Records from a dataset
===============

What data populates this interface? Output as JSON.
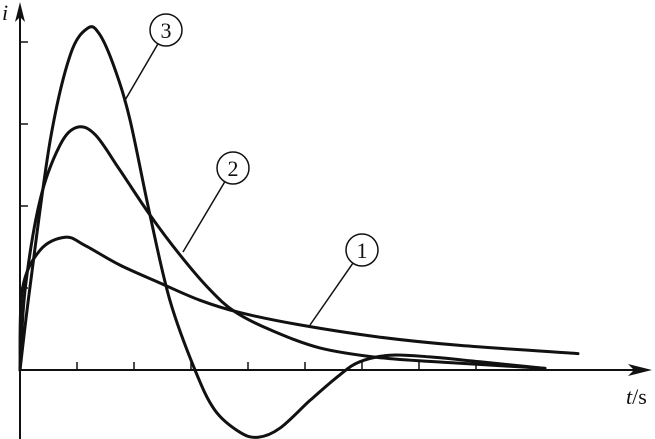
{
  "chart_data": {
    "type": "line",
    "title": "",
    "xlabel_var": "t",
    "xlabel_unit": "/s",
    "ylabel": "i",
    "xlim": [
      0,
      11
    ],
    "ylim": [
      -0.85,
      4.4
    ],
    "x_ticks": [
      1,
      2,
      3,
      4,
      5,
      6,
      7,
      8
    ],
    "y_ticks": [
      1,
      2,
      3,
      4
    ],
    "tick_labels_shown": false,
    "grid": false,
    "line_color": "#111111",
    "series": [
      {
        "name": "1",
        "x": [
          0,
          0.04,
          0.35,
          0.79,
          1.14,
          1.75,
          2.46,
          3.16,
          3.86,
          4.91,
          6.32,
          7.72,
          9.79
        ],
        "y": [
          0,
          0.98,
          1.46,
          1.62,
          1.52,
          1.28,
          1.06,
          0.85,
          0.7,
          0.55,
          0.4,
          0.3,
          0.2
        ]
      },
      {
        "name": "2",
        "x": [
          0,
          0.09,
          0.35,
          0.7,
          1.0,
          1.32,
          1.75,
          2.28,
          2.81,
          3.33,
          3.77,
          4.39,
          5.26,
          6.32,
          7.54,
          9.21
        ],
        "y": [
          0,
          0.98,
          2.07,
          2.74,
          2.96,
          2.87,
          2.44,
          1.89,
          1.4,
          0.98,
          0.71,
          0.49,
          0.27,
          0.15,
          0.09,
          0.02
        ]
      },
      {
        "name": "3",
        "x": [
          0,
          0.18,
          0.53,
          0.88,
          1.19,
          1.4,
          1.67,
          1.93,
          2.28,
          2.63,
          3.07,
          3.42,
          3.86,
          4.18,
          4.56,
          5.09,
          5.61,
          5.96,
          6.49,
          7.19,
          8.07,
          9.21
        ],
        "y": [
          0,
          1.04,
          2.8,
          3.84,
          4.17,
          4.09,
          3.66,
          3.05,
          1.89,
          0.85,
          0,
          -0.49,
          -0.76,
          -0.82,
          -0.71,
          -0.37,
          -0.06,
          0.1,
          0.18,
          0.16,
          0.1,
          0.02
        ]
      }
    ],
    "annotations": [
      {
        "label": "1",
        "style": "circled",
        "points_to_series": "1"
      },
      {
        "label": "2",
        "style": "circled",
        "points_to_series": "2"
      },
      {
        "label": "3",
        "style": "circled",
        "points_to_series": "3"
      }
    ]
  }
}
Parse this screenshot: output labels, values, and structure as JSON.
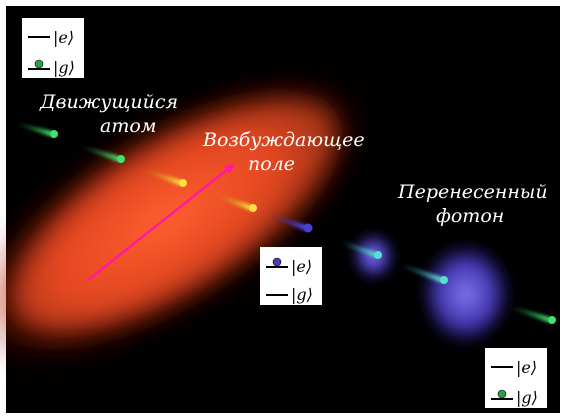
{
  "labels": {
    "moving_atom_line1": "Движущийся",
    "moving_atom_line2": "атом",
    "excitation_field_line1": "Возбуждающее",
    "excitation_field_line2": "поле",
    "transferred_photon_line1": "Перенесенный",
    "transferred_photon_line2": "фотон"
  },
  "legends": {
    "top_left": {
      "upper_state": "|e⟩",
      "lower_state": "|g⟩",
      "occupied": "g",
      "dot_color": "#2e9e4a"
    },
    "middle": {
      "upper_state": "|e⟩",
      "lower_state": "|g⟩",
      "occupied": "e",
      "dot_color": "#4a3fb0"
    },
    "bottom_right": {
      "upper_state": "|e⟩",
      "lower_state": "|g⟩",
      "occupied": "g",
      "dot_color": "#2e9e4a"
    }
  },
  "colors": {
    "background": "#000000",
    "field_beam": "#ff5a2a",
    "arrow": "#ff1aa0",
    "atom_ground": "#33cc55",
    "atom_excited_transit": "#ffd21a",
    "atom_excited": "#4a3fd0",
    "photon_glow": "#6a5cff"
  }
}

===============

Copy the final portion of the records: every line from the one containing "Parse this screenshot: output" through the last, word for word, without pictures.

Parse this screenshot: output labels, values, and structure as JSON.
{
  "labels": {
    "moving_atom_line1": "Движущийся",
    "moving_atom_line2": "атом",
    "excitation_field_line1": "Возбуждающее",
    "excitation_field_line2": "поле",
    "transferred_photon_line1": "Перенесенный",
    "transferred_photon_line2": "фотон"
  },
  "legends": {
    "top_left": {
      "upper_state": "|e⟩",
      "lower_state": "|g⟩",
      "occupied": "g",
      "dot_color": "#2e9e4a"
    },
    "middle": {
      "upper_state": "|e⟩",
      "lower_state": "|g⟩",
      "occupied": "e",
      "dot_color": "#4a3fb0"
    },
    "bottom_right": {
      "upper_state": "|e⟩",
      "lower_state": "|g⟩",
      "occupied": "g",
      "dot_color": "#2e9e4a"
    }
  },
  "colors": {
    "background": "#000000",
    "field_beam": "#ff5a2a",
    "arrow": "#ff1aa0",
    "atom_ground": "#33cc55",
    "atom_excited_transit": "#ffd21a",
    "atom_excited": "#4a3fd0",
    "photon_glow": "#6a5cff"
  }
}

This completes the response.